▶ [Given exercise]: Each line below should be retyped exactly, with no pictures.

▶ [Data for this task]:
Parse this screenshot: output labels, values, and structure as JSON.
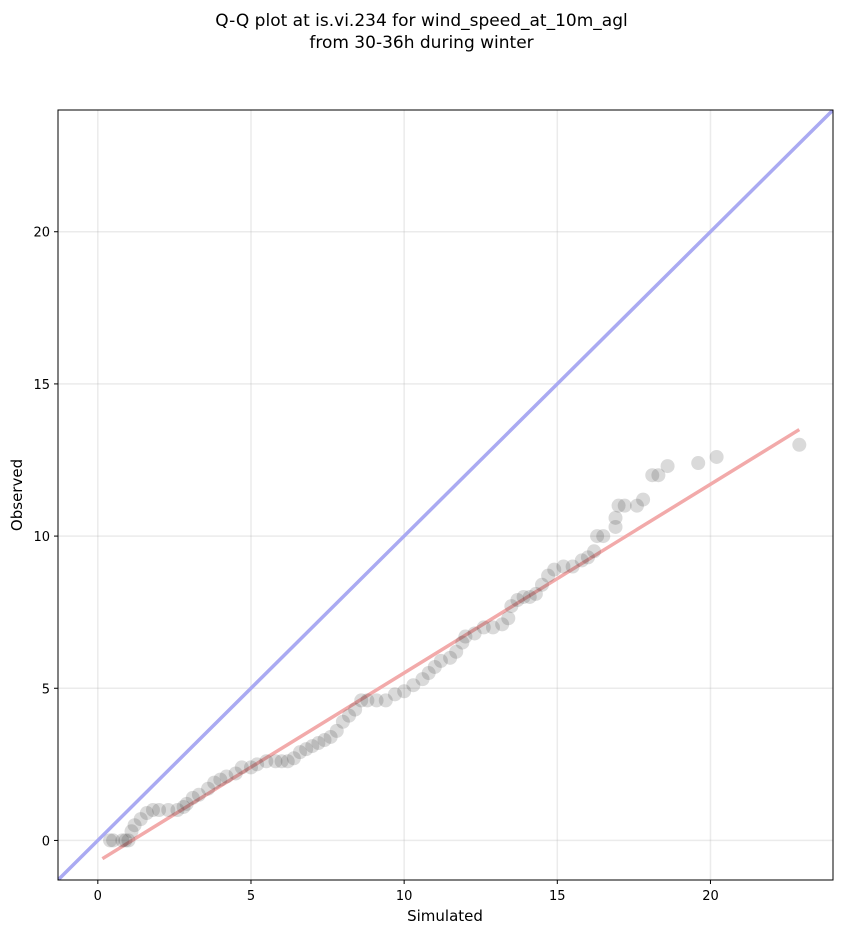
{
  "chart_data": {
    "type": "scatter",
    "title_line1": "Q-Q plot at is.vi.234 for wind_speed_at_10m_agl",
    "title_line2": "from 30-36h during winter",
    "xlabel": "Simulated",
    "ylabel": "Observed",
    "xlim": [
      -1.3,
      24.0
    ],
    "ylim": [
      -1.3,
      24.0
    ],
    "xticks": [
      0,
      5,
      10,
      15,
      20
    ],
    "yticks": [
      0,
      5,
      10,
      15,
      20
    ],
    "grid": true,
    "colors": {
      "points": "#333333",
      "identity_line": "#aaaaf2",
      "fit_line": "#f2aaaa"
    },
    "identity_line": {
      "slope": 1,
      "intercept": 0
    },
    "fit_line": {
      "x": [
        0.15,
        22.9
      ],
      "y": [
        -0.6,
        13.5
      ]
    },
    "points": [
      [
        0.4,
        0.0
      ],
      [
        0.5,
        0.0
      ],
      [
        0.8,
        0.0
      ],
      [
        0.9,
        0.0
      ],
      [
        1.0,
        0.0
      ],
      [
        1.1,
        0.3
      ],
      [
        1.2,
        0.5
      ],
      [
        1.4,
        0.7
      ],
      [
        1.6,
        0.9
      ],
      [
        1.8,
        1.0
      ],
      [
        2.0,
        1.0
      ],
      [
        2.3,
        1.0
      ],
      [
        2.6,
        1.0
      ],
      [
        2.8,
        1.1
      ],
      [
        2.9,
        1.2
      ],
      [
        3.1,
        1.4
      ],
      [
        3.3,
        1.5
      ],
      [
        3.6,
        1.7
      ],
      [
        3.8,
        1.9
      ],
      [
        4.0,
        2.0
      ],
      [
        4.2,
        2.1
      ],
      [
        4.5,
        2.2
      ],
      [
        4.7,
        2.4
      ],
      [
        5.0,
        2.4
      ],
      [
        5.2,
        2.5
      ],
      [
        5.5,
        2.6
      ],
      [
        5.8,
        2.6
      ],
      [
        6.0,
        2.6
      ],
      [
        6.2,
        2.6
      ],
      [
        6.4,
        2.7
      ],
      [
        6.6,
        2.9
      ],
      [
        6.8,
        3.0
      ],
      [
        7.0,
        3.1
      ],
      [
        7.2,
        3.2
      ],
      [
        7.4,
        3.3
      ],
      [
        7.6,
        3.4
      ],
      [
        7.8,
        3.6
      ],
      [
        8.0,
        3.9
      ],
      [
        8.2,
        4.1
      ],
      [
        8.4,
        4.3
      ],
      [
        8.6,
        4.6
      ],
      [
        8.8,
        4.6
      ],
      [
        9.1,
        4.6
      ],
      [
        9.4,
        4.6
      ],
      [
        9.7,
        4.8
      ],
      [
        10.0,
        4.9
      ],
      [
        10.3,
        5.1
      ],
      [
        10.6,
        5.3
      ],
      [
        10.8,
        5.5
      ],
      [
        11.0,
        5.7
      ],
      [
        11.2,
        5.9
      ],
      [
        11.5,
        6.0
      ],
      [
        11.7,
        6.2
      ],
      [
        11.9,
        6.5
      ],
      [
        12.0,
        6.7
      ],
      [
        12.3,
        6.8
      ],
      [
        12.6,
        7.0
      ],
      [
        12.9,
        7.0
      ],
      [
        13.2,
        7.1
      ],
      [
        13.4,
        7.3
      ],
      [
        13.5,
        7.7
      ],
      [
        13.7,
        7.9
      ],
      [
        13.9,
        8.0
      ],
      [
        14.1,
        8.0
      ],
      [
        14.3,
        8.1
      ],
      [
        14.5,
        8.4
      ],
      [
        14.7,
        8.7
      ],
      [
        14.9,
        8.9
      ],
      [
        15.2,
        9.0
      ],
      [
        15.5,
        9.0
      ],
      [
        15.8,
        9.2
      ],
      [
        16.0,
        9.3
      ],
      [
        16.2,
        9.5
      ],
      [
        16.3,
        10.0
      ],
      [
        16.5,
        10.0
      ],
      [
        16.9,
        10.3
      ],
      [
        16.9,
        10.6
      ],
      [
        17.0,
        11.0
      ],
      [
        17.2,
        11.0
      ],
      [
        17.6,
        11.0
      ],
      [
        17.8,
        11.2
      ],
      [
        18.1,
        12.0
      ],
      [
        18.3,
        12.0
      ],
      [
        18.6,
        12.3
      ],
      [
        19.6,
        12.4
      ],
      [
        20.2,
        12.6
      ],
      [
        22.9,
        13.0
      ]
    ]
  }
}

▶ [Output below]:
Parse this screenshot: output labels, values, and structure as JSON.
{
  "chart_data": {
    "type": "scatter",
    "title_line1": "Q-Q plot at is.vi.234 for wind_speed_at_10m_agl",
    "title_line2": "from 30-36h during winter",
    "xlabel": "Simulated",
    "ylabel": "Observed",
    "xlim": [
      -1.3,
      24.0
    ],
    "ylim": [
      -1.3,
      24.0
    ],
    "xticks": [
      0,
      5,
      10,
      15,
      20
    ],
    "yticks": [
      0,
      5,
      10,
      15,
      20
    ],
    "grid": true,
    "colors": {
      "points": "#333333",
      "identity_line": "#aaaaf2",
      "fit_line": "#f2aaaa"
    },
    "identity_line": {
      "slope": 1,
      "intercept": 0
    },
    "fit_line": {
      "x": [
        0.15,
        22.9
      ],
      "y": [
        -0.6,
        13.5
      ]
    },
    "points": [
      [
        0.4,
        0.0
      ],
      [
        0.5,
        0.0
      ],
      [
        0.8,
        0.0
      ],
      [
        0.9,
        0.0
      ],
      [
        1.0,
        0.0
      ],
      [
        1.1,
        0.3
      ],
      [
        1.2,
        0.5
      ],
      [
        1.4,
        0.7
      ],
      [
        1.6,
        0.9
      ],
      [
        1.8,
        1.0
      ],
      [
        2.0,
        1.0
      ],
      [
        2.3,
        1.0
      ],
      [
        2.6,
        1.0
      ],
      [
        2.8,
        1.1
      ],
      [
        2.9,
        1.2
      ],
      [
        3.1,
        1.4
      ],
      [
        3.3,
        1.5
      ],
      [
        3.6,
        1.7
      ],
      [
        3.8,
        1.9
      ],
      [
        4.0,
        2.0
      ],
      [
        4.2,
        2.1
      ],
      [
        4.5,
        2.2
      ],
      [
        4.7,
        2.4
      ],
      [
        5.0,
        2.4
      ],
      [
        5.2,
        2.5
      ],
      [
        5.5,
        2.6
      ],
      [
        5.8,
        2.6
      ],
      [
        6.0,
        2.6
      ],
      [
        6.2,
        2.6
      ],
      [
        6.4,
        2.7
      ],
      [
        6.6,
        2.9
      ],
      [
        6.8,
        3.0
      ],
      [
        7.0,
        3.1
      ],
      [
        7.2,
        3.2
      ],
      [
        7.4,
        3.3
      ],
      [
        7.6,
        3.4
      ],
      [
        7.8,
        3.6
      ],
      [
        8.0,
        3.9
      ],
      [
        8.2,
        4.1
      ],
      [
        8.4,
        4.3
      ],
      [
        8.6,
        4.6
      ],
      [
        8.8,
        4.6
      ],
      [
        9.1,
        4.6
      ],
      [
        9.4,
        4.6
      ],
      [
        9.7,
        4.8
      ],
      [
        10.0,
        4.9
      ],
      [
        10.3,
        5.1
      ],
      [
        10.6,
        5.3
      ],
      [
        10.8,
        5.5
      ],
      [
        11.0,
        5.7
      ],
      [
        11.2,
        5.9
      ],
      [
        11.5,
        6.0
      ],
      [
        11.7,
        6.2
      ],
      [
        11.9,
        6.5
      ],
      [
        12.0,
        6.7
      ],
      [
        12.3,
        6.8
      ],
      [
        12.6,
        7.0
      ],
      [
        12.9,
        7.0
      ],
      [
        13.2,
        7.1
      ],
      [
        13.4,
        7.3
      ],
      [
        13.5,
        7.7
      ],
      [
        13.7,
        7.9
      ],
      [
        13.9,
        8.0
      ],
      [
        14.1,
        8.0
      ],
      [
        14.3,
        8.1
      ],
      [
        14.5,
        8.4
      ],
      [
        14.7,
        8.7
      ],
      [
        14.9,
        8.9
      ],
      [
        15.2,
        9.0
      ],
      [
        15.5,
        9.0
      ],
      [
        15.8,
        9.2
      ],
      [
        16.0,
        9.3
      ],
      [
        16.2,
        9.5
      ],
      [
        16.3,
        10.0
      ],
      [
        16.5,
        10.0
      ],
      [
        16.9,
        10.3
      ],
      [
        16.9,
        10.6
      ],
      [
        17.0,
        11.0
      ],
      [
        17.2,
        11.0
      ],
      [
        17.6,
        11.0
      ],
      [
        17.8,
        11.2
      ],
      [
        18.1,
        12.0
      ],
      [
        18.3,
        12.0
      ],
      [
        18.6,
        12.3
      ],
      [
        19.6,
        12.4
      ],
      [
        20.2,
        12.6
      ],
      [
        22.9,
        13.0
      ]
    ]
  }
}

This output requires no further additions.